■ Your tasks:
1. Return the stretch of the wire myograph notes from "Screws are turned" through "wires are positioned.", copied word for word.
2. According to the wire myograph notes, which wires are used for arterioles with an internal diameter of less than 60 μm?
3. Write the next part of the wire myograph notes, picking up after the final note shown.


  9. 13.

    The vessel should be as clean as possible because excessive fat on the vessel affects the muscle contractility.

  10. 14.

    Interestingly, the blood vessels can be left in the fridge for a couple of days and then actually be used in the wire myograph experiment. However, it is crucial to leave the vessels in the fridge at 4 °C, and not at −20 °C or −80 °C.

  1. 15.

    In general, small arteries with internal diameters between 100 and 500 μm can be mounted on 40 μm stainless steel wires. In case the arterioles have an internal diameter of less than 60 μm, the 25 μm tungsten wires are used.

  2. 16.

    Two wires of approximately 2 cm length, with blunt ends and as straight as possible, are required.

  3. 17.

    The lumen of the vessel often closes when it is cut. To open the blood vessels, grab it firmly with the forceps as close to the proximal end as possible. The wire tip can also be used to open the lumen.

  4. 18.

    Once the wire is inside the lumen, the vessel is slowly and carefully drawn up the wire to avoid damaging the endothelial layer and vascular wall. Take special care when the wire tip is passing the branching points.

  5. 19.

    Remember that the transducer is very sensitive to pressure at the transducer head level, so do not apply too much force when you tighten the screws. This also applies any time you have the heads together.

  6. 20.

    Screws are turned in clockwise so as to tighten the wires. When tightening the screws, always place the wire clockwise around the screw head.

  7. 21.

    If the wires are not parallel, move the wires with the use of forceps. Moving the heads back and forth makes it easier to see how the wires are positioned.

  8. 22.

    For beginners that are new to this technique, take your time to practice the entire procedure before beginning the actual research experiments.

  9. 23.

Collected data entries:
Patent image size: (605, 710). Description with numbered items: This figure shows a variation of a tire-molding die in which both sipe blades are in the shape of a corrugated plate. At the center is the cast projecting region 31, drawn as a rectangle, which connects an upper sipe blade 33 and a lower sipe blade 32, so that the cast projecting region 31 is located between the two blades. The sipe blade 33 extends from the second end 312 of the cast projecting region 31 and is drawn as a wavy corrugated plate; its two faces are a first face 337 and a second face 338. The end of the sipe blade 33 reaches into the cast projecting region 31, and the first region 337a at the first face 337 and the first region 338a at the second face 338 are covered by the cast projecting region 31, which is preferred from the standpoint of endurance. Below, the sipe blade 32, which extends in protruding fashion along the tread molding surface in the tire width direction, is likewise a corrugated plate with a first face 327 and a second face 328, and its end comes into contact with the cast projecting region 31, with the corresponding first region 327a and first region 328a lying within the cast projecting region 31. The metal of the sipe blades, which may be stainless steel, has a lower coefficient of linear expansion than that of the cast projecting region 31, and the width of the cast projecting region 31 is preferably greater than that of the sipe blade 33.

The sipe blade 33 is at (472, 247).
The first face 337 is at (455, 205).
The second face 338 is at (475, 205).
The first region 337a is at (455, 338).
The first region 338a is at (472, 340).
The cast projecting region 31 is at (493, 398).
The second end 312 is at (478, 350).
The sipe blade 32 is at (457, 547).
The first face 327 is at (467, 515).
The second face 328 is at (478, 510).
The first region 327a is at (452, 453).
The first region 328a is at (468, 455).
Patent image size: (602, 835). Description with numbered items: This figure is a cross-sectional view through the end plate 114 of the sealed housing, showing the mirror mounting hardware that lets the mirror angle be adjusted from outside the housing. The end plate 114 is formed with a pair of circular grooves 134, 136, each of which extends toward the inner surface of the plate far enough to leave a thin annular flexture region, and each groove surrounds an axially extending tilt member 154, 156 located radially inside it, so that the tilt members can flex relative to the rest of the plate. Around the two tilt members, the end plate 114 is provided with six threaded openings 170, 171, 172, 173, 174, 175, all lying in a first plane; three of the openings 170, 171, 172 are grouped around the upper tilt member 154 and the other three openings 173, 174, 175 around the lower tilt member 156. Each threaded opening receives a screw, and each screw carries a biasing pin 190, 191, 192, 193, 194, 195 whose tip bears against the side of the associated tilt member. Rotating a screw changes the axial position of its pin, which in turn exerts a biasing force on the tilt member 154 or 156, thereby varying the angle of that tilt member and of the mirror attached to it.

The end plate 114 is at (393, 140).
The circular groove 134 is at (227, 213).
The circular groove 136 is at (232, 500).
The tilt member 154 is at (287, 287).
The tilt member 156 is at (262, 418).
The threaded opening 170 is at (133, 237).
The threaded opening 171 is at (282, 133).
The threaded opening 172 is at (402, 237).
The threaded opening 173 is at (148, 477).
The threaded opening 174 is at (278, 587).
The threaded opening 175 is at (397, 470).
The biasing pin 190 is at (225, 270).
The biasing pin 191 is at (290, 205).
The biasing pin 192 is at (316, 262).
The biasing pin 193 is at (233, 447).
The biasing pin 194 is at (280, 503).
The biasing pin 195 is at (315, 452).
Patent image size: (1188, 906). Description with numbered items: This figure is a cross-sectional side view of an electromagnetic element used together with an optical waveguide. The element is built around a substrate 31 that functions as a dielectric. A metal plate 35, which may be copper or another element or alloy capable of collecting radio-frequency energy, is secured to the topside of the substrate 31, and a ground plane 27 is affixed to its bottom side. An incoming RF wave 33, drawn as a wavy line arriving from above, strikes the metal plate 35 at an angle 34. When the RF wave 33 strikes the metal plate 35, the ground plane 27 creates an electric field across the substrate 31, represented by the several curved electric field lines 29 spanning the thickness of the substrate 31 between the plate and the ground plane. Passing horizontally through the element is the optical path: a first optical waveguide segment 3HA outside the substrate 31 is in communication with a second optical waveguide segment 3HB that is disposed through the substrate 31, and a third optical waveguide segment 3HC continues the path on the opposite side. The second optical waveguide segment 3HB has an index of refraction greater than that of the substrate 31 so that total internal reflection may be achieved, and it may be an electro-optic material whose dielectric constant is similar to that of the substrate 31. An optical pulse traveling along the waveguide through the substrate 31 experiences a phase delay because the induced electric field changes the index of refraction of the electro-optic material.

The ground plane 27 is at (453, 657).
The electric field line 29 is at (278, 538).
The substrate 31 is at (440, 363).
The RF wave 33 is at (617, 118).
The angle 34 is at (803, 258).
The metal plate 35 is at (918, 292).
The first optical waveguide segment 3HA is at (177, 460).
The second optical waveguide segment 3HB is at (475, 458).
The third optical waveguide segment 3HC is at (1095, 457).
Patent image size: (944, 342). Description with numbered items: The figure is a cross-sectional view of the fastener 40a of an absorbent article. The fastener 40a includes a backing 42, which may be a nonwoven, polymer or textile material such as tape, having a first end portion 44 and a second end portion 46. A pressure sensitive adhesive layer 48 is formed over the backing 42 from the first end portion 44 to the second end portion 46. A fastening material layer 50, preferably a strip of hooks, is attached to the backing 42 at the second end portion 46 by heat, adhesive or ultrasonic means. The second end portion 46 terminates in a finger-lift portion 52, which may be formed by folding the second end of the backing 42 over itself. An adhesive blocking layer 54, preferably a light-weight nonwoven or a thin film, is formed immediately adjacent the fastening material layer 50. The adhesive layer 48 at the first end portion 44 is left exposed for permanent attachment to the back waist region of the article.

■ Results for each task:
1.
Screws are turned in clockwise so as to tighten the wires. When tightening the screws, always place the wire clockwise around the screw head.

  7. 21.

    If the wires are not parallel, move the wires with the use of forceps. Moving the heads back and forth makes it easier to see how the wires are positioned.

2. The 25 μm tungsten wires.

3.
    In the process of practicing, it is advisable to use mesenteric arteries and to keep repeating the same experiment, such as KCl-induced constriction or phenylephrine concentration-response curve, until consistent results are obtained.

  1. 24.

    If you note any contraction in the vessel, do not force it; let it relax, and then change the PSS in the chamber bath.

  2. 25.

    In case problems arise, first check the pH, oxygenation, and temperature in the bath.

  3. 26.

    Since force production and sensitivity of vessels to different agonists are dependent on the extent of stretch (according to active tension-length relationship), it is essential to conduct contraction studies under isometric conditions to prevent compliance of the mounting wires.

  4. 27.

    You can use only segments that developed more than 2 mN force to high potassium with intact endothelium.

  5. 28.

    In the case of endothelium-denuded segment, you can use segments that developed 1.5 mN force to high-potassium solution.

  6. 29.

    It is very important to have a fixed time interval between each dose.

  7. 30.

    Basilar arteries may vary with length and size, and it is important to have maximum contraction for normalization. High-potassium solution (123 mmol/L) or norepinephrine (10 μmol/L) can be used to normalize experimental data as a percent of high potassium or norepinephrine-induced contraction.

  8. 31.

    If the endothelium is intact, acetylcholine will induce relaxation on the blood vessels (vasodilator curve).

  9. 32.

    Before starting vasodilator response curve experiments, make sure that the blood vessel has cholinergic receptors (placental vessels lack cholinergic receptors).

  10. 33.

    Phenylephrine or norepinephrine produces a sustained constriction (tonic) which is stabilized after 3 min.

  11. 34.

    This tonic contraction is uniform along the length of the basilar artery.

  12. 35.

    This will produce a contraction of 80 % of the maximum response to high-potassium solution.

  13. 36.

    Concentration-response curve can be obtained by using large ranges of concentrations (until receptor saturation) of an agonist.

  14. 37.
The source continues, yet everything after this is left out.